Instructions for the task – Type out the data exactly as given. Skip any image.

Exercise input –
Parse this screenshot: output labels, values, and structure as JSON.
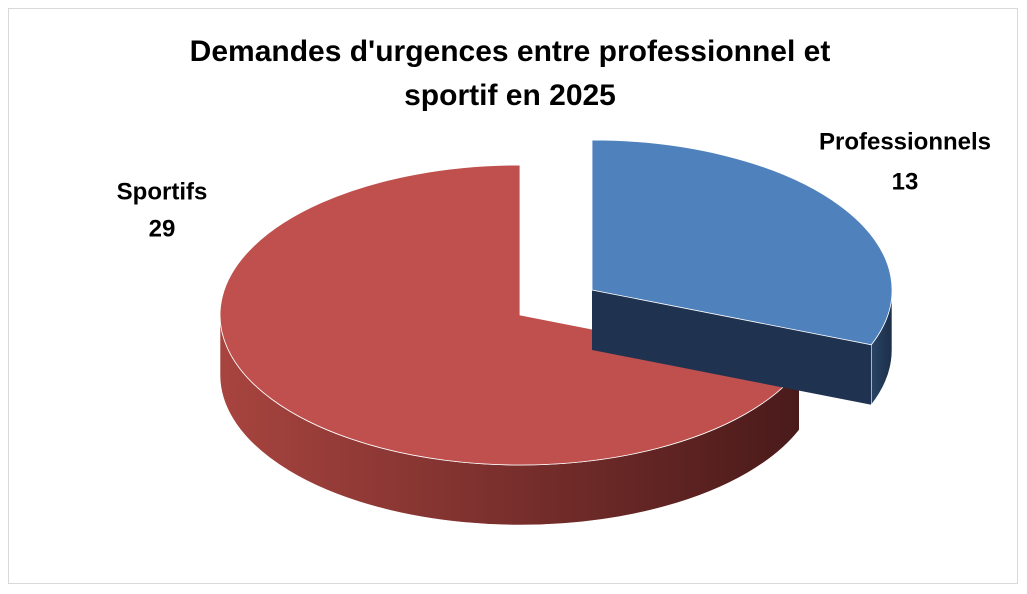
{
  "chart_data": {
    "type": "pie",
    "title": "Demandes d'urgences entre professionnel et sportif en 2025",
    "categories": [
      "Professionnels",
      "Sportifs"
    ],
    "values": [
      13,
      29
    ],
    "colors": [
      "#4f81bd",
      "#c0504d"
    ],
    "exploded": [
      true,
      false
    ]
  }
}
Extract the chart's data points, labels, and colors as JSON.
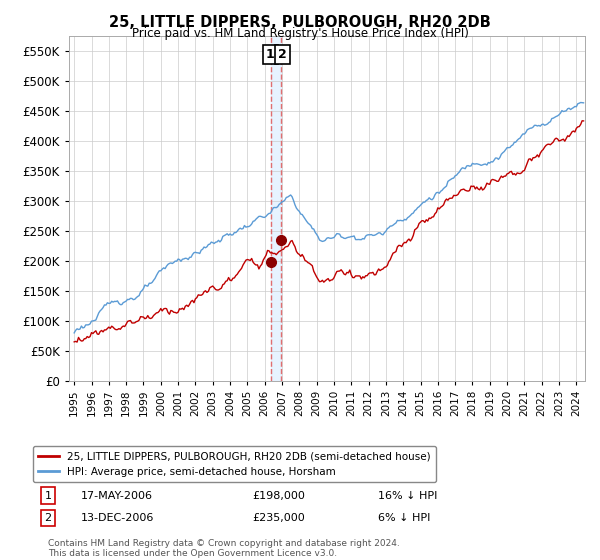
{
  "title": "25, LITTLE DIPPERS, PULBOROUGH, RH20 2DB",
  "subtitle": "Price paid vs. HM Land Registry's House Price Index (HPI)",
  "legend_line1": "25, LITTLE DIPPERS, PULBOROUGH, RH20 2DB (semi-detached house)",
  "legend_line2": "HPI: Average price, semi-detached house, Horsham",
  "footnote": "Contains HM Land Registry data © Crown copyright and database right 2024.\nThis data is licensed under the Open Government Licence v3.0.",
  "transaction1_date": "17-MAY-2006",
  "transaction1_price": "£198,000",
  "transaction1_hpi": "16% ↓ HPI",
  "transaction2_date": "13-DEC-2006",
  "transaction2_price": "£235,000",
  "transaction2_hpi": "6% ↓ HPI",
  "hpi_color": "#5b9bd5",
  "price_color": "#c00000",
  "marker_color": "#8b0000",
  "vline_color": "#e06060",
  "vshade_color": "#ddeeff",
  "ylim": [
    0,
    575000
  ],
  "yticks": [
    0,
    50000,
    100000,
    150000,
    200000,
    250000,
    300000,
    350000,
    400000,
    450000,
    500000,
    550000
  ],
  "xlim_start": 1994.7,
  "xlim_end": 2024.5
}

Result of this task –
Parse this screenshot: output labels, values, and structure as JSON.
{
  "chart_data": {
    "type": "pie",
    "title": "Demandes d'urgences entre professionnel et sportif en 2025",
    "categories": [
      "Professionnels",
      "Sportifs"
    ],
    "values": [
      13,
      29
    ],
    "colors": [
      "#4f81bd",
      "#c0504d"
    ],
    "exploded": [
      true,
      false
    ]
  }
}
Extract the chart's data points, labels, and colors as JSON.
{
  "title": "25, LITTLE DIPPERS, PULBOROUGH, RH20 2DB",
  "subtitle": "Price paid vs. HM Land Registry's House Price Index (HPI)",
  "legend_line1": "25, LITTLE DIPPERS, PULBOROUGH, RH20 2DB (semi-detached house)",
  "legend_line2": "HPI: Average price, semi-detached house, Horsham",
  "footnote": "Contains HM Land Registry data © Crown copyright and database right 2024.\nThis data is licensed under the Open Government Licence v3.0.",
  "transaction1_date": "17-MAY-2006",
  "transaction1_price": "£198,000",
  "transaction1_hpi": "16% ↓ HPI",
  "transaction2_date": "13-DEC-2006",
  "transaction2_price": "£235,000",
  "transaction2_hpi": "6% ↓ HPI",
  "hpi_color": "#5b9bd5",
  "price_color": "#c00000",
  "marker_color": "#8b0000",
  "vline_color": "#e06060",
  "vshade_color": "#ddeeff",
  "ylim": [
    0,
    575000
  ],
  "yticks": [
    0,
    50000,
    100000,
    150000,
    200000,
    250000,
    300000,
    350000,
    400000,
    450000,
    500000,
    550000
  ],
  "xlim_start": 1994.7,
  "xlim_end": 2024.5
}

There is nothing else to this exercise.